[Page segmentation data]
------------

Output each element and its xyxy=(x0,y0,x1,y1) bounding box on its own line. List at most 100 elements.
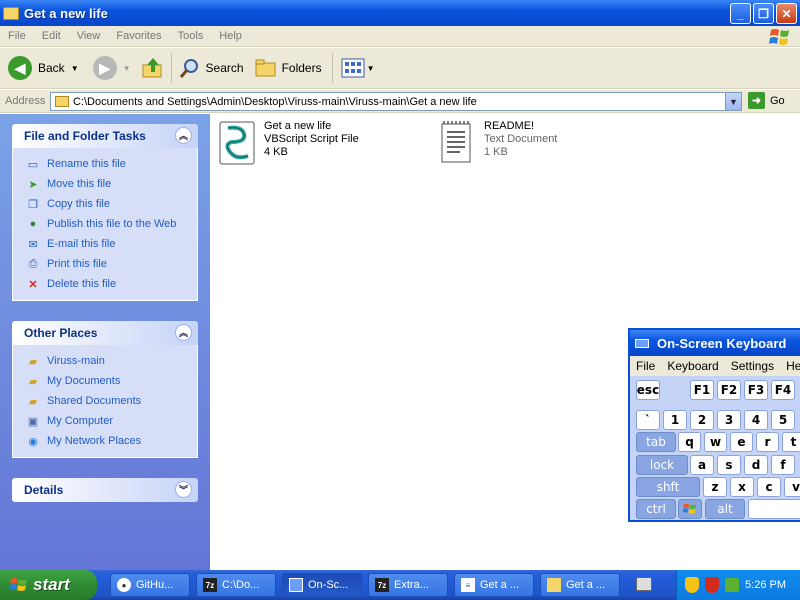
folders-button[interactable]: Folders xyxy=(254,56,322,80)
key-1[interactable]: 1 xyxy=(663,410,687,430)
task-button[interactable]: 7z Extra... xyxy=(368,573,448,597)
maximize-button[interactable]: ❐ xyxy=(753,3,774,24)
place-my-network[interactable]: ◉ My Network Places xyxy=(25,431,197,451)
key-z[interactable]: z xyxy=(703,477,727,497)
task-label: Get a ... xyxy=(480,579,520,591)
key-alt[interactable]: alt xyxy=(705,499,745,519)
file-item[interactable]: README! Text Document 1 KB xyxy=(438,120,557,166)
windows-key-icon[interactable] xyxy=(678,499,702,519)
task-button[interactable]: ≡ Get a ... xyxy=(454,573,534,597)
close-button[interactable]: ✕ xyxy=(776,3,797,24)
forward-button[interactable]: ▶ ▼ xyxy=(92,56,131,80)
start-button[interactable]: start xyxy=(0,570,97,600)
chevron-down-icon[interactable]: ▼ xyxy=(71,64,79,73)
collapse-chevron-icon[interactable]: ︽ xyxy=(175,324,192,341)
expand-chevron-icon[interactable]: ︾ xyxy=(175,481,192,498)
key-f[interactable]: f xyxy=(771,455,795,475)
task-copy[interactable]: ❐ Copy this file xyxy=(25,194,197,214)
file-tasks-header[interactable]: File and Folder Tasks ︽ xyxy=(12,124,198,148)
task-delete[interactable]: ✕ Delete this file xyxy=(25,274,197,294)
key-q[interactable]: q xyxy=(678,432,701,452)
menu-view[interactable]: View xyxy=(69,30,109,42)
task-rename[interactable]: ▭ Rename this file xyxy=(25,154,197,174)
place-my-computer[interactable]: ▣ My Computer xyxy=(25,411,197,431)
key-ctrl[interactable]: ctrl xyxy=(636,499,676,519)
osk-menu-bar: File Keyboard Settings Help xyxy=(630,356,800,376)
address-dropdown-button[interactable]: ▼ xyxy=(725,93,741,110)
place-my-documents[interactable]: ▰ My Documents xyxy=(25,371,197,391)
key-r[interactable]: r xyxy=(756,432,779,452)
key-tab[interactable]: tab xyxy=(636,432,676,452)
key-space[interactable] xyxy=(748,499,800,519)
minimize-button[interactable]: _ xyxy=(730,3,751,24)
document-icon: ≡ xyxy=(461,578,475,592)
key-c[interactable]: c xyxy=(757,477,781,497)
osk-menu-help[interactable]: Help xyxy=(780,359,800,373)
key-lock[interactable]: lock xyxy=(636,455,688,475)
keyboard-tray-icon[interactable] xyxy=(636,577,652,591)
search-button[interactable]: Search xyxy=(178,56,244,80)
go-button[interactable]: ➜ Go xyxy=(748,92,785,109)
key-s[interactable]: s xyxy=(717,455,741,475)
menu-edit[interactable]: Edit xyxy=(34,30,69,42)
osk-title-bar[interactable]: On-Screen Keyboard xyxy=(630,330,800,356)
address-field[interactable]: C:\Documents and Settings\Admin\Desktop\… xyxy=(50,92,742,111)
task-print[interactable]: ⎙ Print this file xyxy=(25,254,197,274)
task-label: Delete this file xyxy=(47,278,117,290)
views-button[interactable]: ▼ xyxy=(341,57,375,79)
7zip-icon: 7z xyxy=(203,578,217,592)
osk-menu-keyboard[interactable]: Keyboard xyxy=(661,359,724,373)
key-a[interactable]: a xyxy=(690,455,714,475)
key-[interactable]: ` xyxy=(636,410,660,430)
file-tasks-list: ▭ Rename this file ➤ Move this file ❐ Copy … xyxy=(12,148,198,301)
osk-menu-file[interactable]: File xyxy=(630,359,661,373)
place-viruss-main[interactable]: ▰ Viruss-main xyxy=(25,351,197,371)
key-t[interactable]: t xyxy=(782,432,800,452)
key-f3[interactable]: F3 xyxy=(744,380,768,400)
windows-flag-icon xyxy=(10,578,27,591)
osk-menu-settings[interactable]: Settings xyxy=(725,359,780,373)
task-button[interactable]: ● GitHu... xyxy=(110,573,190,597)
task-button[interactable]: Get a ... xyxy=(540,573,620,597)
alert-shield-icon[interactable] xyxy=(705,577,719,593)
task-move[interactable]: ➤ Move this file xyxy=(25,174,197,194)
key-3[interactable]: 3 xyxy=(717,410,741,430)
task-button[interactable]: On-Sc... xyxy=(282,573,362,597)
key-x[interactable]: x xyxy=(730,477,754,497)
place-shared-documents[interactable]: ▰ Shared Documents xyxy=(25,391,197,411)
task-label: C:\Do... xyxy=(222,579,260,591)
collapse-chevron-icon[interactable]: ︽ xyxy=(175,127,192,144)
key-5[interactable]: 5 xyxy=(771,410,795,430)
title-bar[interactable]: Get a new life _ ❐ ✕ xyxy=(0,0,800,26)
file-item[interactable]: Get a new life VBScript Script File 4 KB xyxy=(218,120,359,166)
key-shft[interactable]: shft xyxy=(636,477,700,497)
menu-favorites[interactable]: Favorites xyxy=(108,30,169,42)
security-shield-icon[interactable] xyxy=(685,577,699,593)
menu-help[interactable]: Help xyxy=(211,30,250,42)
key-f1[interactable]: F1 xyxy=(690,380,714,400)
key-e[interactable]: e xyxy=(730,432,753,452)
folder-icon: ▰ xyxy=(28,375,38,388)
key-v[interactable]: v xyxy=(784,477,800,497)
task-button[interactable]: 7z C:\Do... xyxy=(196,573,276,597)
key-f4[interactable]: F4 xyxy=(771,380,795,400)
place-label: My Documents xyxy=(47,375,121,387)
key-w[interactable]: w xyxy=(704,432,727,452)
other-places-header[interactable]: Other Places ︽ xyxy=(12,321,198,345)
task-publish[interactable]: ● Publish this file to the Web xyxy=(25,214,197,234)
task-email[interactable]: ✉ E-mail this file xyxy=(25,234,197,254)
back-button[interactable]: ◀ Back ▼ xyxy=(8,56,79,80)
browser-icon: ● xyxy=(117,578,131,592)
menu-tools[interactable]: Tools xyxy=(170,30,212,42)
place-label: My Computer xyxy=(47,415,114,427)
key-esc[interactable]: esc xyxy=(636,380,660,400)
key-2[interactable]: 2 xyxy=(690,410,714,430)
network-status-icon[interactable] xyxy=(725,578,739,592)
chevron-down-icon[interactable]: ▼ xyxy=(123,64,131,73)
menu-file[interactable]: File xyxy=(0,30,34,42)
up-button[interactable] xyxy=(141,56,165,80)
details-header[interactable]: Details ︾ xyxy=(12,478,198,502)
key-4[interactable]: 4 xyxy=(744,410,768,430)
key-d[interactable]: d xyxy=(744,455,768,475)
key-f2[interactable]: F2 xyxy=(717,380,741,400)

------------

What to do — Repeat the records above word for word, keeping no pictures in the copy.

Answer box —
Output each element and its xyxy=(x0,y0,x1,y1) bounding box on its own line. List at most 100 elements.
folders-button[interactable]: Folders xyxy=(254,56,322,80)
key-1[interactable]: 1 xyxy=(663,410,687,430)
task-button[interactable]: 7z Extra... xyxy=(368,573,448,597)
maximize-button[interactable]: ❐ xyxy=(753,3,774,24)
place-my-network[interactable]: ◉ My Network Places xyxy=(25,431,197,451)
key-z[interactable]: z xyxy=(703,477,727,497)
task-label: Get a ... xyxy=(480,579,520,591)
key-alt[interactable]: alt xyxy=(705,499,745,519)
file-item[interactable]: README! Text Document 1 KB xyxy=(438,120,557,166)
windows-key-icon[interactable] xyxy=(678,499,702,519)
task-button[interactable]: ≡ Get a ... xyxy=(454,573,534,597)
close-button[interactable]: ✕ xyxy=(776,3,797,24)
forward-button[interactable]: ▶ ▼ xyxy=(92,56,131,80)
start-button[interactable]: start xyxy=(0,570,97,600)
chevron-down-icon[interactable]: ▼ xyxy=(71,64,79,73)
collapse-chevron-icon[interactable]: ︽ xyxy=(175,324,192,341)
expand-chevron-icon[interactable]: ︾ xyxy=(175,481,192,498)
key-f[interactable]: f xyxy=(771,455,795,475)
task-copy[interactable]: ❐ Copy this file xyxy=(25,194,197,214)
file-tasks-header[interactable]: File and Folder Tasks ︽ xyxy=(12,124,198,148)
task-delete[interactable]: ✕ Delete this file xyxy=(25,274,197,294)
key-q[interactable]: q xyxy=(678,432,701,452)
menu-view[interactable]: View xyxy=(69,30,109,42)
task-rename[interactable]: ▭ Rename this file xyxy=(25,154,197,174)
place-my-computer[interactable]: ▣ My Computer xyxy=(25,411,197,431)
key-ctrl[interactable]: ctrl xyxy=(636,499,676,519)
osk-menu-bar: File Keyboard Settings Help xyxy=(630,356,800,376)
address-dropdown-button[interactable]: ▼ xyxy=(725,93,741,110)
place-my-documents[interactable]: ▰ My Documents xyxy=(25,371,197,391)
key-r[interactable]: r xyxy=(756,432,779,452)
key-tab[interactable]: tab xyxy=(636,432,676,452)
key-space[interactable] xyxy=(748,499,800,519)
minimize-button[interactable]: _ xyxy=(730,3,751,24)
document-icon: ≡ xyxy=(461,578,475,592)
key-c[interactable]: c xyxy=(757,477,781,497)
osk-menu-help[interactable]: Help xyxy=(780,359,800,373)
key-lock[interactable]: lock xyxy=(636,455,688,475)
keyboard-tray-icon[interactable] xyxy=(636,577,652,591)
search-button[interactable]: Search xyxy=(178,56,244,80)
go-button[interactable]: ➜ Go xyxy=(748,92,785,109)
key-s[interactable]: s xyxy=(717,455,741,475)
menu-edit[interactable]: Edit xyxy=(34,30,69,42)
osk-title-bar[interactable]: On-Screen Keyboard xyxy=(630,330,800,356)
address-field[interactable]: C:\Documents and Settings\Admin\Desktop\… xyxy=(50,92,742,111)
task-print[interactable]: ⎙ Print this file xyxy=(25,254,197,274)
task-label: Delete this file xyxy=(47,278,117,290)
views-button[interactable]: ▼ xyxy=(341,57,375,79)
7zip-icon: 7z xyxy=(203,578,217,592)
osk-menu-keyboard[interactable]: Keyboard xyxy=(661,359,724,373)
key-a[interactable]: a xyxy=(690,455,714,475)
key-[interactable]: ` xyxy=(636,410,660,430)
file-tasks-list: ▭ Rename this file ➤ Move this file ❐ Copy … xyxy=(12,148,198,301)
osk-menu-file[interactable]: File xyxy=(630,359,661,373)
place-viruss-main[interactable]: ▰ Viruss-main xyxy=(25,351,197,371)
key-t[interactable]: t xyxy=(782,432,800,452)
key-f3[interactable]: F3 xyxy=(744,380,768,400)
windows-flag-icon xyxy=(10,578,27,591)
osk-menu-settings[interactable]: Settings xyxy=(725,359,780,373)
task-button[interactable]: ● GitHu... xyxy=(110,573,190,597)
task-button[interactable]: Get a ... xyxy=(540,573,620,597)
alert-shield-icon[interactable] xyxy=(705,577,719,593)
task-move[interactable]: ➤ Move this file xyxy=(25,174,197,194)
key-3[interactable]: 3 xyxy=(717,410,741,430)
task-button[interactable]: On-Sc... xyxy=(282,573,362,597)
key-x[interactable]: x xyxy=(730,477,754,497)
place-shared-documents[interactable]: ▰ Shared Documents xyxy=(25,391,197,411)
task-label: C:\Do... xyxy=(222,579,260,591)
collapse-chevron-icon[interactable]: ︽ xyxy=(175,127,192,144)
key-5[interactable]: 5 xyxy=(771,410,795,430)
title-bar[interactable]: Get a new life _ ❐ ✕ xyxy=(0,0,800,26)
file-item[interactable]: Get a new life VBScript Script File 4 KB xyxy=(218,120,359,166)
key-shft[interactable]: shft xyxy=(636,477,700,497)
menu-favorites[interactable]: Favorites xyxy=(108,30,169,42)
security-shield-icon[interactable] xyxy=(685,577,699,593)
menu-help[interactable]: Help xyxy=(211,30,250,42)
key-f1[interactable]: F1 xyxy=(690,380,714,400)
key-e[interactable]: e xyxy=(730,432,753,452)
folder-icon: ▰ xyxy=(28,375,38,388)
key-v[interactable]: v xyxy=(784,477,800,497)
task-button[interactable]: 7z C:\Do... xyxy=(196,573,276,597)
key-f4[interactable]: F4 xyxy=(771,380,795,400)
place-label: My Documents xyxy=(47,375,121,387)
key-w[interactable]: w xyxy=(704,432,727,452)
other-places-header[interactable]: Other Places ︽ xyxy=(12,321,198,345)
task-publish[interactable]: ● Publish this file to the Web xyxy=(25,214,197,234)
task-email[interactable]: ✉ E-mail this file xyxy=(25,234,197,254)
back-button[interactable]: ◀ Back ▼ xyxy=(8,56,79,80)
browser-icon: ● xyxy=(117,578,131,592)
menu-tools[interactable]: Tools xyxy=(170,30,212,42)
place-label: My Computer xyxy=(47,415,114,427)
key-esc[interactable]: esc xyxy=(636,380,660,400)
key-2[interactable]: 2 xyxy=(690,410,714,430)
network-status-icon[interactable] xyxy=(725,578,739,592)
chevron-down-icon[interactable]: ▼ xyxy=(123,64,131,73)
menu-file[interactable]: File xyxy=(0,30,34,42)
up-button[interactable] xyxy=(141,56,165,80)
details-header[interactable]: Details ︾ xyxy=(12,478,198,502)
key-4[interactable]: 4 xyxy=(744,410,768,430)
key-d[interactable]: d xyxy=(744,455,768,475)
key-f2[interactable]: F2 xyxy=(717,380,741,400)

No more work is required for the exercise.